- [Problem details]: Omit every image, and transcribe the remaining entries exactly as given.

[Structured figure records]
┄┄┄┄┄┄┄┄┄┄

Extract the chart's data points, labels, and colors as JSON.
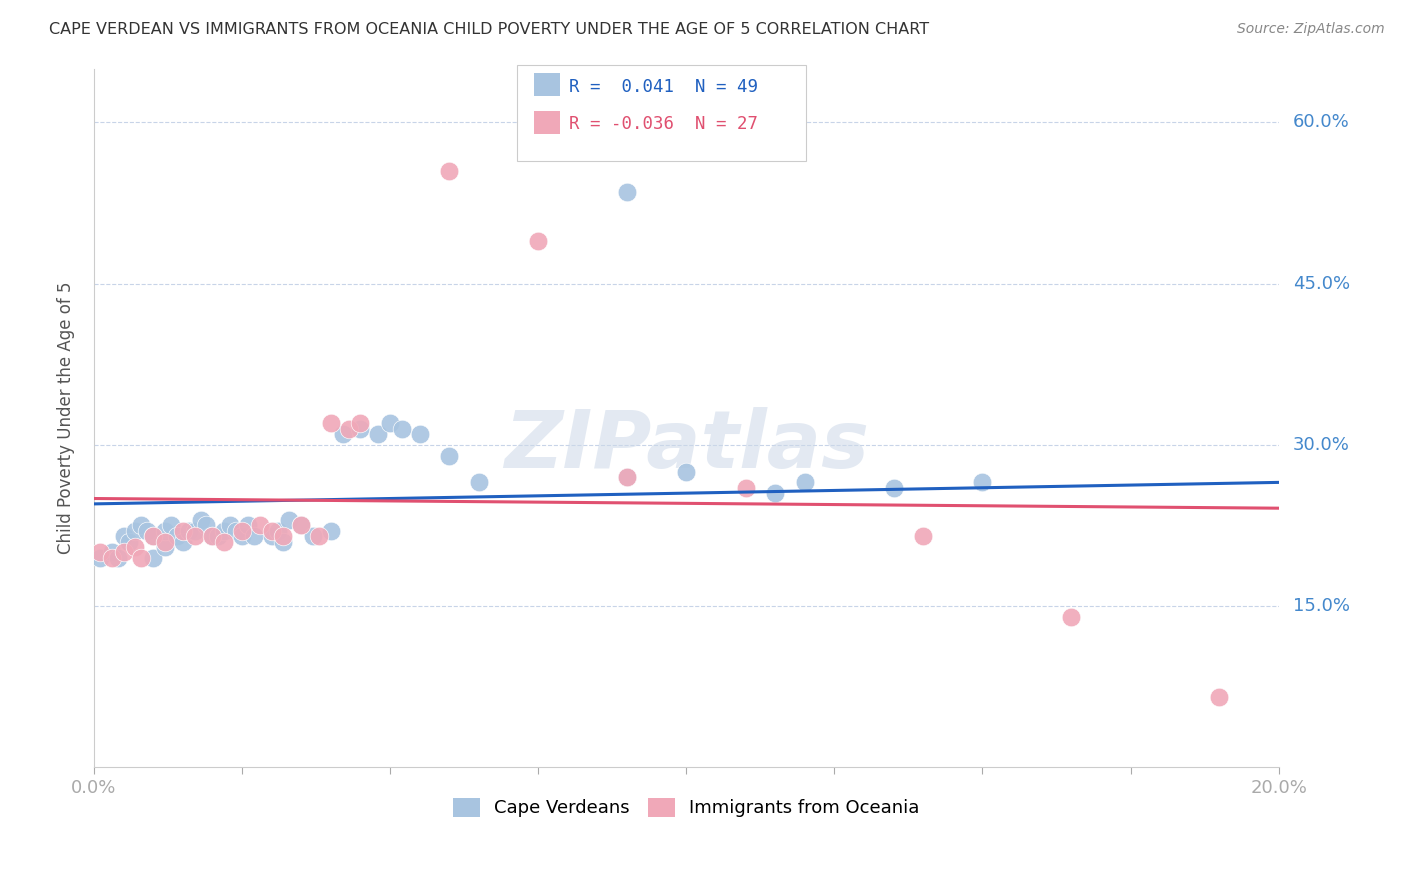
{
  "title": "CAPE VERDEAN VS IMMIGRANTS FROM OCEANIA CHILD POVERTY UNDER THE AGE OF 5 CORRELATION CHART",
  "source": "Source: ZipAtlas.com",
  "ylabel": "Child Poverty Under the Age of 5",
  "xlim": [
    0.0,
    0.2
  ],
  "ylim": [
    0.0,
    0.65
  ],
  "xticks": [
    0.0,
    0.025,
    0.05,
    0.075,
    0.1,
    0.125,
    0.15,
    0.175,
    0.2
  ],
  "ytick_positions": [
    0.0,
    0.15,
    0.3,
    0.45,
    0.6
  ],
  "yticklabels": [
    "",
    "15.0%",
    "30.0%",
    "45.0%",
    "60.0%"
  ],
  "blue_R": 0.041,
  "blue_N": 49,
  "pink_R": -0.036,
  "pink_N": 27,
  "blue_color": "#a8c4e0",
  "pink_color": "#f0a8b8",
  "blue_line_color": "#2060c0",
  "pink_line_color": "#e05070",
  "blue_scatter": [
    [
      0.001,
      0.195
    ],
    [
      0.003,
      0.2
    ],
    [
      0.004,
      0.195
    ],
    [
      0.005,
      0.215
    ],
    [
      0.006,
      0.21
    ],
    [
      0.007,
      0.22
    ],
    [
      0.008,
      0.225
    ],
    [
      0.009,
      0.22
    ],
    [
      0.01,
      0.215
    ],
    [
      0.01,
      0.195
    ],
    [
      0.012,
      0.205
    ],
    [
      0.012,
      0.22
    ],
    [
      0.013,
      0.225
    ],
    [
      0.014,
      0.215
    ],
    [
      0.015,
      0.21
    ],
    [
      0.016,
      0.22
    ],
    [
      0.017,
      0.22
    ],
    [
      0.018,
      0.23
    ],
    [
      0.019,
      0.225
    ],
    [
      0.02,
      0.215
    ],
    [
      0.021,
      0.215
    ],
    [
      0.022,
      0.22
    ],
    [
      0.023,
      0.225
    ],
    [
      0.024,
      0.22
    ],
    [
      0.025,
      0.215
    ],
    [
      0.026,
      0.225
    ],
    [
      0.027,
      0.215
    ],
    [
      0.03,
      0.215
    ],
    [
      0.031,
      0.22
    ],
    [
      0.032,
      0.21
    ],
    [
      0.033,
      0.23
    ],
    [
      0.035,
      0.225
    ],
    [
      0.037,
      0.215
    ],
    [
      0.04,
      0.22
    ],
    [
      0.042,
      0.31
    ],
    [
      0.045,
      0.315
    ],
    [
      0.048,
      0.31
    ],
    [
      0.05,
      0.32
    ],
    [
      0.052,
      0.315
    ],
    [
      0.055,
      0.31
    ],
    [
      0.06,
      0.29
    ],
    [
      0.065,
      0.265
    ],
    [
      0.09,
      0.27
    ],
    [
      0.1,
      0.275
    ],
    [
      0.115,
      0.255
    ],
    [
      0.12,
      0.265
    ],
    [
      0.135,
      0.26
    ],
    [
      0.15,
      0.265
    ],
    [
      0.09,
      0.535
    ]
  ],
  "pink_scatter": [
    [
      0.001,
      0.2
    ],
    [
      0.003,
      0.195
    ],
    [
      0.005,
      0.2
    ],
    [
      0.007,
      0.205
    ],
    [
      0.008,
      0.195
    ],
    [
      0.01,
      0.215
    ],
    [
      0.012,
      0.21
    ],
    [
      0.015,
      0.22
    ],
    [
      0.017,
      0.215
    ],
    [
      0.02,
      0.215
    ],
    [
      0.022,
      0.21
    ],
    [
      0.025,
      0.22
    ],
    [
      0.028,
      0.225
    ],
    [
      0.03,
      0.22
    ],
    [
      0.032,
      0.215
    ],
    [
      0.035,
      0.225
    ],
    [
      0.038,
      0.215
    ],
    [
      0.04,
      0.32
    ],
    [
      0.043,
      0.315
    ],
    [
      0.045,
      0.32
    ],
    [
      0.06,
      0.555
    ],
    [
      0.075,
      0.49
    ],
    [
      0.09,
      0.27
    ],
    [
      0.11,
      0.26
    ],
    [
      0.14,
      0.215
    ],
    [
      0.165,
      0.14
    ],
    [
      0.19,
      0.065
    ]
  ],
  "watermark_text": "ZIPatlas",
  "background_color": "#ffffff",
  "grid_color": "#c8d4e8",
  "tick_label_color": "#4488cc",
  "ylabel_color": "#555555",
  "title_color": "#333333"
}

┄┄┄┄┄┄┄┄┄┄

- [Full solution]:
Extract the chart's data points, labels, and colors as JSON.
{
  "title": "CAPE VERDEAN VS IMMIGRANTS FROM OCEANIA CHILD POVERTY UNDER THE AGE OF 5 CORRELATION CHART",
  "source": "Source: ZipAtlas.com",
  "ylabel": "Child Poverty Under the Age of 5",
  "xlim": [
    0.0,
    0.2
  ],
  "ylim": [
    0.0,
    0.65
  ],
  "xticks": [
    0.0,
    0.025,
    0.05,
    0.075,
    0.1,
    0.125,
    0.15,
    0.175,
    0.2
  ],
  "ytick_positions": [
    0.0,
    0.15,
    0.3,
    0.45,
    0.6
  ],
  "yticklabels": [
    "",
    "15.0%",
    "30.0%",
    "45.0%",
    "60.0%"
  ],
  "blue_R": 0.041,
  "blue_N": 49,
  "pink_R": -0.036,
  "pink_N": 27,
  "blue_color": "#a8c4e0",
  "pink_color": "#f0a8b8",
  "blue_line_color": "#2060c0",
  "pink_line_color": "#e05070",
  "blue_scatter": [
    [
      0.001,
      0.195
    ],
    [
      0.003,
      0.2
    ],
    [
      0.004,
      0.195
    ],
    [
      0.005,
      0.215
    ],
    [
      0.006,
      0.21
    ],
    [
      0.007,
      0.22
    ],
    [
      0.008,
      0.225
    ],
    [
      0.009,
      0.22
    ],
    [
      0.01,
      0.215
    ],
    [
      0.01,
      0.195
    ],
    [
      0.012,
      0.205
    ],
    [
      0.012,
      0.22
    ],
    [
      0.013,
      0.225
    ],
    [
      0.014,
      0.215
    ],
    [
      0.015,
      0.21
    ],
    [
      0.016,
      0.22
    ],
    [
      0.017,
      0.22
    ],
    [
      0.018,
      0.23
    ],
    [
      0.019,
      0.225
    ],
    [
      0.02,
      0.215
    ],
    [
      0.021,
      0.215
    ],
    [
      0.022,
      0.22
    ],
    [
      0.023,
      0.225
    ],
    [
      0.024,
      0.22
    ],
    [
      0.025,
      0.215
    ],
    [
      0.026,
      0.225
    ],
    [
      0.027,
      0.215
    ],
    [
      0.03,
      0.215
    ],
    [
      0.031,
      0.22
    ],
    [
      0.032,
      0.21
    ],
    [
      0.033,
      0.23
    ],
    [
      0.035,
      0.225
    ],
    [
      0.037,
      0.215
    ],
    [
      0.04,
      0.22
    ],
    [
      0.042,
      0.31
    ],
    [
      0.045,
      0.315
    ],
    [
      0.048,
      0.31
    ],
    [
      0.05,
      0.32
    ],
    [
      0.052,
      0.315
    ],
    [
      0.055,
      0.31
    ],
    [
      0.06,
      0.29
    ],
    [
      0.065,
      0.265
    ],
    [
      0.09,
      0.27
    ],
    [
      0.1,
      0.275
    ],
    [
      0.115,
      0.255
    ],
    [
      0.12,
      0.265
    ],
    [
      0.135,
      0.26
    ],
    [
      0.15,
      0.265
    ],
    [
      0.09,
      0.535
    ]
  ],
  "pink_scatter": [
    [
      0.001,
      0.2
    ],
    [
      0.003,
      0.195
    ],
    [
      0.005,
      0.2
    ],
    [
      0.007,
      0.205
    ],
    [
      0.008,
      0.195
    ],
    [
      0.01,
      0.215
    ],
    [
      0.012,
      0.21
    ],
    [
      0.015,
      0.22
    ],
    [
      0.017,
      0.215
    ],
    [
      0.02,
      0.215
    ],
    [
      0.022,
      0.21
    ],
    [
      0.025,
      0.22
    ],
    [
      0.028,
      0.225
    ],
    [
      0.03,
      0.22
    ],
    [
      0.032,
      0.215
    ],
    [
      0.035,
      0.225
    ],
    [
      0.038,
      0.215
    ],
    [
      0.04,
      0.32
    ],
    [
      0.043,
      0.315
    ],
    [
      0.045,
      0.32
    ],
    [
      0.06,
      0.555
    ],
    [
      0.075,
      0.49
    ],
    [
      0.09,
      0.27
    ],
    [
      0.11,
      0.26
    ],
    [
      0.14,
      0.215
    ],
    [
      0.165,
      0.14
    ],
    [
      0.19,
      0.065
    ]
  ],
  "watermark_text": "ZIPatlas",
  "background_color": "#ffffff",
  "grid_color": "#c8d4e8",
  "tick_label_color": "#4488cc",
  "ylabel_color": "#555555",
  "title_color": "#333333"
}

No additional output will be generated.